Exercise: Identify each line in the records below that contains the word "Energy", and copy it.

══════════

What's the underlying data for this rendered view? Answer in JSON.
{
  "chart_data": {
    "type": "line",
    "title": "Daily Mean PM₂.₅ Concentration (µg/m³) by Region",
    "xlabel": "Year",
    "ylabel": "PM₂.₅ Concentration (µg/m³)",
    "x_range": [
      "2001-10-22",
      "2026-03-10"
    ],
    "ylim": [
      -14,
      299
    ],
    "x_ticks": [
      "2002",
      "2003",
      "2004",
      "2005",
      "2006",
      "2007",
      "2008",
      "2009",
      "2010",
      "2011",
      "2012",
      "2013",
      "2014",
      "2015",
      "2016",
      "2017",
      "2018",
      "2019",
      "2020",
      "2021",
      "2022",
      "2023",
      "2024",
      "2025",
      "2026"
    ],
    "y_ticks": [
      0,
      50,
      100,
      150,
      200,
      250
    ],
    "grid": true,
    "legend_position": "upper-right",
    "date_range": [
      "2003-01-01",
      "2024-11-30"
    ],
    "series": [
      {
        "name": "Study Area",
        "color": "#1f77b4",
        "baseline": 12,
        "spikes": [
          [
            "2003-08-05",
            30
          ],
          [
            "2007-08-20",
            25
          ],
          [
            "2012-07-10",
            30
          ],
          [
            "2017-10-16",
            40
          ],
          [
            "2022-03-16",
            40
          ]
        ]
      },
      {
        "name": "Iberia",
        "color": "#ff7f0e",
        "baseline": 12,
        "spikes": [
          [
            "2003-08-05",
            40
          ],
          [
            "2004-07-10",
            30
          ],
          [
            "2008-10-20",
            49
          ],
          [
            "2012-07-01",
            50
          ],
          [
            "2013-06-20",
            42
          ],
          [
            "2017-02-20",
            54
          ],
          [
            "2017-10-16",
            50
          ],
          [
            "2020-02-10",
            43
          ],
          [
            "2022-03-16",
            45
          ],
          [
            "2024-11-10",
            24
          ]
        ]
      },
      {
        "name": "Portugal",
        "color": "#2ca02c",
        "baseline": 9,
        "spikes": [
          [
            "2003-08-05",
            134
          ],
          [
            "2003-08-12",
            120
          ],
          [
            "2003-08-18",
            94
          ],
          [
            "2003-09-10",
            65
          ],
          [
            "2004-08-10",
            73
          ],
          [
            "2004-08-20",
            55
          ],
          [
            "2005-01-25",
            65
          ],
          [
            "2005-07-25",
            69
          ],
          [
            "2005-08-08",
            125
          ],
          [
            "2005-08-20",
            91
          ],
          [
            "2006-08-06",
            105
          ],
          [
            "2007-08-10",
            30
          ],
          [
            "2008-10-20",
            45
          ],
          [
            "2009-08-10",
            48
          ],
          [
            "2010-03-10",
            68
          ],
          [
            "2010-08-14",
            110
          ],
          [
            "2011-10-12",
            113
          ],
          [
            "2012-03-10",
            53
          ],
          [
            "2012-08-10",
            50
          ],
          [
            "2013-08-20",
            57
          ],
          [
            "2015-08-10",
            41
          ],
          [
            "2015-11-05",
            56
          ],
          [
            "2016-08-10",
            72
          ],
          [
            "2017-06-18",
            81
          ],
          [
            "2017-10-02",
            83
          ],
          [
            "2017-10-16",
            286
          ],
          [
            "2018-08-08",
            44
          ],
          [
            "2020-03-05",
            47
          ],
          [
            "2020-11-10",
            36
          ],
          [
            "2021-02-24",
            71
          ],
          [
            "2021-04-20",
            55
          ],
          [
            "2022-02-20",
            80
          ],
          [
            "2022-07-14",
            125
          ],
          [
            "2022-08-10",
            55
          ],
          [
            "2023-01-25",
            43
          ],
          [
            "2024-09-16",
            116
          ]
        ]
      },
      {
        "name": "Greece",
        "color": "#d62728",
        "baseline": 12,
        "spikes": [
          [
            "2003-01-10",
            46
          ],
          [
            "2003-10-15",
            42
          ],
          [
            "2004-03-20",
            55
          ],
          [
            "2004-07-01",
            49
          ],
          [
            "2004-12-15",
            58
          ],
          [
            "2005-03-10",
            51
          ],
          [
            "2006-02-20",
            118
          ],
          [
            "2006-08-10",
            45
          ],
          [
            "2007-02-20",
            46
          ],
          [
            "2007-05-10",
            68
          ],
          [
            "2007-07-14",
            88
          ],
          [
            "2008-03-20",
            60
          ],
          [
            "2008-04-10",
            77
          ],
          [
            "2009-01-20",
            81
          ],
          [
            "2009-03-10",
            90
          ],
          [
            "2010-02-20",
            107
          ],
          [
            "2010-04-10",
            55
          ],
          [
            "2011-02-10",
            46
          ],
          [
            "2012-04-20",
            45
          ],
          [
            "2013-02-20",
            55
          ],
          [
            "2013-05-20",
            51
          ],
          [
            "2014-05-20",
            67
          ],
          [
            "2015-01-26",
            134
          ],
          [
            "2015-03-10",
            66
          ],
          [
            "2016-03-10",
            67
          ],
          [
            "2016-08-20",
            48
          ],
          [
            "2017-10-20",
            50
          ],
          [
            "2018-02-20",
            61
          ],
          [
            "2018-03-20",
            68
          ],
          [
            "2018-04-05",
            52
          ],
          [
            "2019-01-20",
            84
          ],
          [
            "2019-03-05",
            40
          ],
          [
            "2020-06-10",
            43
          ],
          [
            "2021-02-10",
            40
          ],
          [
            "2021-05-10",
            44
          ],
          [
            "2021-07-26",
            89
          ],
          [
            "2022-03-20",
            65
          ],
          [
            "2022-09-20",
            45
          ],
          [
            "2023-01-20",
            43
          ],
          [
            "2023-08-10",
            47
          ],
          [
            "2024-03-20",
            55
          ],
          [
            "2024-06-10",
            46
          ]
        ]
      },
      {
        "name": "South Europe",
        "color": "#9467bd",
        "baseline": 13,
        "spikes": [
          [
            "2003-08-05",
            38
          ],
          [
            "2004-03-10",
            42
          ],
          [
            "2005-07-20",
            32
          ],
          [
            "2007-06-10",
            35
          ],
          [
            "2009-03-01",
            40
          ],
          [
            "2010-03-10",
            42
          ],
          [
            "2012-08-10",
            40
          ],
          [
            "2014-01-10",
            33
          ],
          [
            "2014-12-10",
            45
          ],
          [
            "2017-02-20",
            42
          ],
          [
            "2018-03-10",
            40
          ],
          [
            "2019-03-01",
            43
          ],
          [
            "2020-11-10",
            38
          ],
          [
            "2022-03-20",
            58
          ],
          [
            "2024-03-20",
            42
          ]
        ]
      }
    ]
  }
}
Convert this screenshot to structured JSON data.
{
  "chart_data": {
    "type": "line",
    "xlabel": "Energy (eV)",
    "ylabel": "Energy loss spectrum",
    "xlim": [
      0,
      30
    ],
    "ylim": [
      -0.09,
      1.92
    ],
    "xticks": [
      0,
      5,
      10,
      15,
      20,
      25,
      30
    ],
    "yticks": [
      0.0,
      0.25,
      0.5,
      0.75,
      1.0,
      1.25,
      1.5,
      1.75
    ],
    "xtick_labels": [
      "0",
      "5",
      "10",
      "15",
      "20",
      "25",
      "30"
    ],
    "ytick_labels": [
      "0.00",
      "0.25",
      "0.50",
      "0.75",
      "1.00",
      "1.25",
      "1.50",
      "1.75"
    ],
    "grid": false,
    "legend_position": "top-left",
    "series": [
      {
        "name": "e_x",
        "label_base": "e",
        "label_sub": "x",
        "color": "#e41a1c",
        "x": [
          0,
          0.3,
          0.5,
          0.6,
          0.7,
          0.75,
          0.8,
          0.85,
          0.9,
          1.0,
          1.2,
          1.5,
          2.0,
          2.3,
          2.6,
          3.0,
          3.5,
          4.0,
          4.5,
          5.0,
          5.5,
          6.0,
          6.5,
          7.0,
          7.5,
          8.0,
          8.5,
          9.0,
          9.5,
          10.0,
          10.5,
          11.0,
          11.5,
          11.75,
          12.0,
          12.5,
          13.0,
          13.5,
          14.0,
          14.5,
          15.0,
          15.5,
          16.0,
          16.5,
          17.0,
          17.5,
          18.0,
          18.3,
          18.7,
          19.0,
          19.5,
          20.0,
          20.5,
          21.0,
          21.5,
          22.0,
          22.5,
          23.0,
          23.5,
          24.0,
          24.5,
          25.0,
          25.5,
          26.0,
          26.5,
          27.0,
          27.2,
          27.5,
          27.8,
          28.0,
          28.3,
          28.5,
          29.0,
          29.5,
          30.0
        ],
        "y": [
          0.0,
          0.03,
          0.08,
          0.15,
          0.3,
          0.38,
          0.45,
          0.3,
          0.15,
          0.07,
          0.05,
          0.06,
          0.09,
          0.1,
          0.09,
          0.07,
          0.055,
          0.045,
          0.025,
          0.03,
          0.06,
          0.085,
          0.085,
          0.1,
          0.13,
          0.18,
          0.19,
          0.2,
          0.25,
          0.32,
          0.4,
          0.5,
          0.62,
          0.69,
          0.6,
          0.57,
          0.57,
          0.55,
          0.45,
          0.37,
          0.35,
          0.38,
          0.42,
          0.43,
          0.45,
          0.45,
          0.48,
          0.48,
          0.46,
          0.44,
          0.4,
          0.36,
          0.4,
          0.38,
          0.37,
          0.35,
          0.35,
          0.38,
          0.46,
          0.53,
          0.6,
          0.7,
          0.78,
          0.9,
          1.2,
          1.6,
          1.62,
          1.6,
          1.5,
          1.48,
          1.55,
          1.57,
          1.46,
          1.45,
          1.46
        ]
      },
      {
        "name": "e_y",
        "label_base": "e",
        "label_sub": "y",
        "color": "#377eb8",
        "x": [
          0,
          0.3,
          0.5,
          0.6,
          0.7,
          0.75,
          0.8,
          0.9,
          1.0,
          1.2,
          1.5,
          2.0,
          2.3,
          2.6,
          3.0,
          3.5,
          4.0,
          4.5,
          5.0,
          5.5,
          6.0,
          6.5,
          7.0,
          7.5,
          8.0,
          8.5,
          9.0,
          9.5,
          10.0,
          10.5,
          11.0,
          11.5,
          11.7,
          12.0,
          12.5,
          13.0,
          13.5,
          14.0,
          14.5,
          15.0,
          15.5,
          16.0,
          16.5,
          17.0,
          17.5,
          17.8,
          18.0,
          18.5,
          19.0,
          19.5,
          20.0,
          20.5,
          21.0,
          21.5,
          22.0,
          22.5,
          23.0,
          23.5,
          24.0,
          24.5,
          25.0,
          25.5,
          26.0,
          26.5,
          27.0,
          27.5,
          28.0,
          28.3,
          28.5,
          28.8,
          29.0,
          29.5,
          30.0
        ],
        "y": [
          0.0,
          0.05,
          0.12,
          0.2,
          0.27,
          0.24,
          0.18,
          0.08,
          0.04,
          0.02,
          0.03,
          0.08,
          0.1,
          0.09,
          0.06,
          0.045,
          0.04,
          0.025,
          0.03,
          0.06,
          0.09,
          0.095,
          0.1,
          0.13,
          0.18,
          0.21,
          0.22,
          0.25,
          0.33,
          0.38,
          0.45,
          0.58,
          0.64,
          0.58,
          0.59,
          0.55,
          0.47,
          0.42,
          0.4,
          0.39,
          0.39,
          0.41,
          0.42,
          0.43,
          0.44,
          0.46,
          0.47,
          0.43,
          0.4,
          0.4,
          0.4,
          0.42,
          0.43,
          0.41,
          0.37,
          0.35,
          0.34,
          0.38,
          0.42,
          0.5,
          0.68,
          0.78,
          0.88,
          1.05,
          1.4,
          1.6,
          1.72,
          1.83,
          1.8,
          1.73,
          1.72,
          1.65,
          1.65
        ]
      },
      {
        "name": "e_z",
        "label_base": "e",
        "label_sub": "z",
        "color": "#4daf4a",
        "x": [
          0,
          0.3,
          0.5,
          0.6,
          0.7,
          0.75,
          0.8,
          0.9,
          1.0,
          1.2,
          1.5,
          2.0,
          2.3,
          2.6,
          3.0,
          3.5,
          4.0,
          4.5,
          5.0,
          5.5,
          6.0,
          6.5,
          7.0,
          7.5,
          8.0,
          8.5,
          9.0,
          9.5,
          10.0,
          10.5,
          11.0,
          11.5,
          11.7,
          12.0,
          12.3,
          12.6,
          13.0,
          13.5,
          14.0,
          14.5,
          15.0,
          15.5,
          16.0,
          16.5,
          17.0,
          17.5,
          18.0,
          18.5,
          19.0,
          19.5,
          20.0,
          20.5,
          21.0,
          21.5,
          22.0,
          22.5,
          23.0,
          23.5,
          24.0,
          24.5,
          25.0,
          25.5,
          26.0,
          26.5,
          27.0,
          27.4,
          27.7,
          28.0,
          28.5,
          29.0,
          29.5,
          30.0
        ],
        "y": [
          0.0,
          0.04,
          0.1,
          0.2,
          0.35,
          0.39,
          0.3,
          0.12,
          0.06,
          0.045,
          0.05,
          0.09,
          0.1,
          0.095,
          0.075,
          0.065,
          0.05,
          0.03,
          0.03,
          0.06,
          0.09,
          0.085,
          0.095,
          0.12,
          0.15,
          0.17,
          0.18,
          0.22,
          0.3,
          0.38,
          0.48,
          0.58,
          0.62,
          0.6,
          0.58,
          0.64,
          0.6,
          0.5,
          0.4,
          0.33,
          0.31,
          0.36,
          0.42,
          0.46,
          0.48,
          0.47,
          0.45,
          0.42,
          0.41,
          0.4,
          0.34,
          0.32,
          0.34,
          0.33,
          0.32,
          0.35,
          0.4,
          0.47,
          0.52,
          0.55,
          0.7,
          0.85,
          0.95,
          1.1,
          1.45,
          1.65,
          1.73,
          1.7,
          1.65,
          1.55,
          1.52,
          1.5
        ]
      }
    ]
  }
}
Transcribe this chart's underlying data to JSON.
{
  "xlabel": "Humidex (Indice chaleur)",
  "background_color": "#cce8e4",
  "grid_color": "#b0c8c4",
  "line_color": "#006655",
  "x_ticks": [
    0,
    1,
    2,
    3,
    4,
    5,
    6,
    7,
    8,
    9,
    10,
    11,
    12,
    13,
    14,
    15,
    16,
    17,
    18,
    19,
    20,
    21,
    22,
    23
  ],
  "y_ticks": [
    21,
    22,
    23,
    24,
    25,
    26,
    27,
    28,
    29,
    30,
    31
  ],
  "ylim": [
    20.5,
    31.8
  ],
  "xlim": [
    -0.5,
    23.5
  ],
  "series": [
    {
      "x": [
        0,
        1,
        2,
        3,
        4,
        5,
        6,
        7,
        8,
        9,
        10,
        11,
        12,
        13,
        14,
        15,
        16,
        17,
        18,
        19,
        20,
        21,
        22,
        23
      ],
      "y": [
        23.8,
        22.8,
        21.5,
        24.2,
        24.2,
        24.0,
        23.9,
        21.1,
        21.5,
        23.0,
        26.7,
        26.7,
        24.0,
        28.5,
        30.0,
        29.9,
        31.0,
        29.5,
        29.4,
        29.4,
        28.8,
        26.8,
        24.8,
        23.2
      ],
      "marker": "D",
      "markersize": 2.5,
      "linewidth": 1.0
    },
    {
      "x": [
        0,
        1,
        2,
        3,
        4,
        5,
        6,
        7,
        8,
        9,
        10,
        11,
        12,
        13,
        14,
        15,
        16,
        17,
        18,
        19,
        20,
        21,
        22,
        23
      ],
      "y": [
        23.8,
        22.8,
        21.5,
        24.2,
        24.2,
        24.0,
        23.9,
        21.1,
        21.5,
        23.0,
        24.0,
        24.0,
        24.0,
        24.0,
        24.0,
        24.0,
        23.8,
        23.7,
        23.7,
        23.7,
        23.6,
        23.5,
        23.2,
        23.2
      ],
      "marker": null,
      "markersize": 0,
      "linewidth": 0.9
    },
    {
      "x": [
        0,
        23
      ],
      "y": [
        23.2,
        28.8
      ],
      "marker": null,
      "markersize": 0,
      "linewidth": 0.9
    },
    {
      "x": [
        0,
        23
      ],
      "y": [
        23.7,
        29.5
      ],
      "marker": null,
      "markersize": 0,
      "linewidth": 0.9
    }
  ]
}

══════════

Exercise response:
    "xlabel": "Energy (eV)",
    "ylabel": "Energy loss spectrum",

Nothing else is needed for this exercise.